--- Start RAW RECORDS ---
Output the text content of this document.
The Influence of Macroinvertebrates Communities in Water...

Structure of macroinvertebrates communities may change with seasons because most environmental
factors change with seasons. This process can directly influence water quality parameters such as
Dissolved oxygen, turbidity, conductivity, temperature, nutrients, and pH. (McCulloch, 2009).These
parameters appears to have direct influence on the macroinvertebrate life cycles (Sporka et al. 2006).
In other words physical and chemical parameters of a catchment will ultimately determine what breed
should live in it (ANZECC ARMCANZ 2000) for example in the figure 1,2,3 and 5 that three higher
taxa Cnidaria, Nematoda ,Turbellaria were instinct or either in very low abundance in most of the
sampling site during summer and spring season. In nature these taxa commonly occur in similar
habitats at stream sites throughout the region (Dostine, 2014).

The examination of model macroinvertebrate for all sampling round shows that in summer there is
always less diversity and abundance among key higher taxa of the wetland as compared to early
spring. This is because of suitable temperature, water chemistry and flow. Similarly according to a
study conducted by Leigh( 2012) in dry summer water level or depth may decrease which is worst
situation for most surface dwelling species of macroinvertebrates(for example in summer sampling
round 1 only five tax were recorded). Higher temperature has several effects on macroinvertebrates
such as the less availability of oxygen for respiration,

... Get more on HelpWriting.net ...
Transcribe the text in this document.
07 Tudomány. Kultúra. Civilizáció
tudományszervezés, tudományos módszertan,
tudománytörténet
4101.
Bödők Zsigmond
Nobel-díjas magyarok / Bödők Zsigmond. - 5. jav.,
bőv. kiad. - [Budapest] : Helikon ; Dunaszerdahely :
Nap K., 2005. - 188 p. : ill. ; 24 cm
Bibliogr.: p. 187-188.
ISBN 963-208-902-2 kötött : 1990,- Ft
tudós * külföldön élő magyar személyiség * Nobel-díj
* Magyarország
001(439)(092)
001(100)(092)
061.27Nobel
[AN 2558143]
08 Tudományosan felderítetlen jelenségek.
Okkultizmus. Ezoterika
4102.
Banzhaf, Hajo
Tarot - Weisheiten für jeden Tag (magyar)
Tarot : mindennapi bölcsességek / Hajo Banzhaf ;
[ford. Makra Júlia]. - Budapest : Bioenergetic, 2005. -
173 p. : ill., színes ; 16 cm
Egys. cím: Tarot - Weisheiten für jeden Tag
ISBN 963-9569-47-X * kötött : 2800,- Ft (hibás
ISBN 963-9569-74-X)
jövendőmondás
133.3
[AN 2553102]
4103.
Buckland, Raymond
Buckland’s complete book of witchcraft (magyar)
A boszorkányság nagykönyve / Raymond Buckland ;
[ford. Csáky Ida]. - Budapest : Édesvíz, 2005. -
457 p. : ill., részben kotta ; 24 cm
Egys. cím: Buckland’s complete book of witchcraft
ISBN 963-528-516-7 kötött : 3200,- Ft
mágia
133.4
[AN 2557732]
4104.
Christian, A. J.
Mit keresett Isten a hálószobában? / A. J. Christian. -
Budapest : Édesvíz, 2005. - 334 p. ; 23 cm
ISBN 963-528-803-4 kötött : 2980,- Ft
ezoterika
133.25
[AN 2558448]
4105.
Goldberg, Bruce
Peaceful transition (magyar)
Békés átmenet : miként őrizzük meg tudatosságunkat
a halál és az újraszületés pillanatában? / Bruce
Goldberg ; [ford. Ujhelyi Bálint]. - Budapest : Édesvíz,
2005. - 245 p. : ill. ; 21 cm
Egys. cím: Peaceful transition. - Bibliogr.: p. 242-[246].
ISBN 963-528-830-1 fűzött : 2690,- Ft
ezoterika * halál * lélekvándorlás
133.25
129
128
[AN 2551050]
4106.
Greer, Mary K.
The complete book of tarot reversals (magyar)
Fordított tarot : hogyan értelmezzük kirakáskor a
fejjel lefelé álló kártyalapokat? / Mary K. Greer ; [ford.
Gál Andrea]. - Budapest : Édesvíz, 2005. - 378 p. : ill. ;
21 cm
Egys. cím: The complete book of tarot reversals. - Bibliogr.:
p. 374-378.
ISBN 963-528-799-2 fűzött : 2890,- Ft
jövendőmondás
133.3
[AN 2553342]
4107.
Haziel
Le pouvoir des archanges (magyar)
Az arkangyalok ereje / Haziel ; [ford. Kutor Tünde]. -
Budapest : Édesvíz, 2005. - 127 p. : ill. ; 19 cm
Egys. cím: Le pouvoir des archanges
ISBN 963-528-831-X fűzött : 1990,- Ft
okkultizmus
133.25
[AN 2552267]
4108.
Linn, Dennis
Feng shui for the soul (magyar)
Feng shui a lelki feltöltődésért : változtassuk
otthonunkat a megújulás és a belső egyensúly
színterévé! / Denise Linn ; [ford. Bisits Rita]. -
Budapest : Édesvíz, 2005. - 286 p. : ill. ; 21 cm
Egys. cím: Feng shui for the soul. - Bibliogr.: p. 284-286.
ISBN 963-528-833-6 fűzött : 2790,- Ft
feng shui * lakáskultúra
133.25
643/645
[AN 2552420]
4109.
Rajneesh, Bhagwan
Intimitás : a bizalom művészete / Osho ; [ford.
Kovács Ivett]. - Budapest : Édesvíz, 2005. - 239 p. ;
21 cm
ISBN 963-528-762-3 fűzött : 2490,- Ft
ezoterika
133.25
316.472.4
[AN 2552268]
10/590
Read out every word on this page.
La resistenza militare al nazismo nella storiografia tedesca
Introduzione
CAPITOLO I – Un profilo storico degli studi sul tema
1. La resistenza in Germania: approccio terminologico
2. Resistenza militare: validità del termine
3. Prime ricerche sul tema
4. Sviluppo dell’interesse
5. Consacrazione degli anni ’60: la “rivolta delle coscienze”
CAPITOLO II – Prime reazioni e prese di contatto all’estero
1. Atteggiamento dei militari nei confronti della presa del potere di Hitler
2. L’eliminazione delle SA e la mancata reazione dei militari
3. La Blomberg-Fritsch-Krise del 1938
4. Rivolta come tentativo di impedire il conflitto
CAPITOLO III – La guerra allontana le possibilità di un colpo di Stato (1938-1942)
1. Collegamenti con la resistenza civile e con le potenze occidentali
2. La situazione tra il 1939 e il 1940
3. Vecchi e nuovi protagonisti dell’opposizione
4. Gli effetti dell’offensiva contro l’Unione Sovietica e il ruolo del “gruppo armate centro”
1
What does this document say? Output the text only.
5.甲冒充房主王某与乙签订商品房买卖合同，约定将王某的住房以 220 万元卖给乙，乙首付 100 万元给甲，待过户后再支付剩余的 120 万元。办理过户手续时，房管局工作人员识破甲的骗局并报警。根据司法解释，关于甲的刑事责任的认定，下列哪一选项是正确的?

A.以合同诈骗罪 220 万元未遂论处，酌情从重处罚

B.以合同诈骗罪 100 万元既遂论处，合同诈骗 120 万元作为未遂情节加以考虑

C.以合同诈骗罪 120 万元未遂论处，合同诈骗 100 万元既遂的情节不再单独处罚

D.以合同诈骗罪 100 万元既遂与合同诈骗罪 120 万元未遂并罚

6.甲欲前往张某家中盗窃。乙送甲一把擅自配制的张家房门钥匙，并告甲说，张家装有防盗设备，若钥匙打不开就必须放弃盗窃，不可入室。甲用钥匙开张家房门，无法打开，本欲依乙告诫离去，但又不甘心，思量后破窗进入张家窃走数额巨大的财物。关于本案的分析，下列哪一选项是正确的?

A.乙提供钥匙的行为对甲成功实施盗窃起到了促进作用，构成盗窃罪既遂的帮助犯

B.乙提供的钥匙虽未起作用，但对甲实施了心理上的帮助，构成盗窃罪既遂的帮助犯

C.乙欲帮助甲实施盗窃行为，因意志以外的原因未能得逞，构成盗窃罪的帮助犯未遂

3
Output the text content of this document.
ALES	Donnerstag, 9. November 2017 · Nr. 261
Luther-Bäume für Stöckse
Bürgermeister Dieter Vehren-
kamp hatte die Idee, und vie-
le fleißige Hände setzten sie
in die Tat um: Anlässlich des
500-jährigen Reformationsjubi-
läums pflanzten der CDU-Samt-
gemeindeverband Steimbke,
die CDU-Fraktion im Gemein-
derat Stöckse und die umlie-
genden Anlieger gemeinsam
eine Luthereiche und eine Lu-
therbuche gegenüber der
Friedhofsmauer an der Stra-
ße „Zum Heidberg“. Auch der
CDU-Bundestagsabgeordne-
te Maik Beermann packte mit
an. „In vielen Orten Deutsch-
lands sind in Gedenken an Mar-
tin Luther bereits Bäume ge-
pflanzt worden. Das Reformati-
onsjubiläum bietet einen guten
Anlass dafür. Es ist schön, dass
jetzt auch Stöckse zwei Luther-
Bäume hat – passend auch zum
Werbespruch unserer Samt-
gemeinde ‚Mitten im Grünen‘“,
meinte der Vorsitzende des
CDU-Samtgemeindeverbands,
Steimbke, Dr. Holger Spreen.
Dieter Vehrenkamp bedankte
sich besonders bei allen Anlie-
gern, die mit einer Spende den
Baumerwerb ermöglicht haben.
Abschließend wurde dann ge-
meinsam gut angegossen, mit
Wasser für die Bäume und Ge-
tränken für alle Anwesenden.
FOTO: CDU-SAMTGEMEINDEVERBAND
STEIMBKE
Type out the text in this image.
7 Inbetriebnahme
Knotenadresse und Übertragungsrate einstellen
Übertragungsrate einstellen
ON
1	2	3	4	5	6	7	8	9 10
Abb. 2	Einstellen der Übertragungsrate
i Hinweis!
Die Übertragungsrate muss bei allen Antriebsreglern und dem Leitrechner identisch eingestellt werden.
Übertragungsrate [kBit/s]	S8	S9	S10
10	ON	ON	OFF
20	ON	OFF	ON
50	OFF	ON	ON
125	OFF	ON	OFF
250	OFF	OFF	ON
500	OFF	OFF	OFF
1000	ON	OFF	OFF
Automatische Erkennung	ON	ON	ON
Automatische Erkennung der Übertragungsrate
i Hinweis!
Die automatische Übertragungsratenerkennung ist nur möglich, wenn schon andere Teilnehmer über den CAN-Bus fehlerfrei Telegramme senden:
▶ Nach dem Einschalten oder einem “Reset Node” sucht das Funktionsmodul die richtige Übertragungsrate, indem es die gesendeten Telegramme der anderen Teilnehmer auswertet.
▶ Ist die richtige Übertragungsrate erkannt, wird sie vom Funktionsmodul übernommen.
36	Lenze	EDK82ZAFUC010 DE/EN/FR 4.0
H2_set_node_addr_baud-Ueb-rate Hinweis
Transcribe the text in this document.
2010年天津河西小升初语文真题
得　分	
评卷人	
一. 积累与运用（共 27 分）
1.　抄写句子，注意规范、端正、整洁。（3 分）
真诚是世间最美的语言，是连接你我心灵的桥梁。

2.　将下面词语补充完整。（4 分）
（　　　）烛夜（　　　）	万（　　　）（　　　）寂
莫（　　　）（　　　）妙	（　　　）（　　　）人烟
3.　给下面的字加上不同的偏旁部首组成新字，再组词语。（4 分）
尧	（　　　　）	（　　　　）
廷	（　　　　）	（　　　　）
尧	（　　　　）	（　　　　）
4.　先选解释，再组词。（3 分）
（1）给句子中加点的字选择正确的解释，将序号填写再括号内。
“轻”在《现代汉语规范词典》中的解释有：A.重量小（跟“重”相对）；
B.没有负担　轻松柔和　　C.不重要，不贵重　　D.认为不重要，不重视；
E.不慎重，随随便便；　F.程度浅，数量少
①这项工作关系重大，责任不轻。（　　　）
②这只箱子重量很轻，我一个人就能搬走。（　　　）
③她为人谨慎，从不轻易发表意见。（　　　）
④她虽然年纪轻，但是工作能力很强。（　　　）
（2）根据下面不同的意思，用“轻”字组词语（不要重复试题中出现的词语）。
--- End RAW RECORDS ---
WHAT THE EXERCISE ASKS →
Look through the material above and pick out each line holding the word "Funktionsmodul".

ANSWER TO THIS PROBLEM →
▶ Nach dem Einschalten oder einem “Reset Node” sucht das Funktionsmodul die richtige Übertragungsrate, indem es die gesendeten Telegramme der anderen Teilnehmer auswertet.
▶ Ist die richtige Übertragungsrate erkannt, wird sie vom Funktionsmodul übernommen.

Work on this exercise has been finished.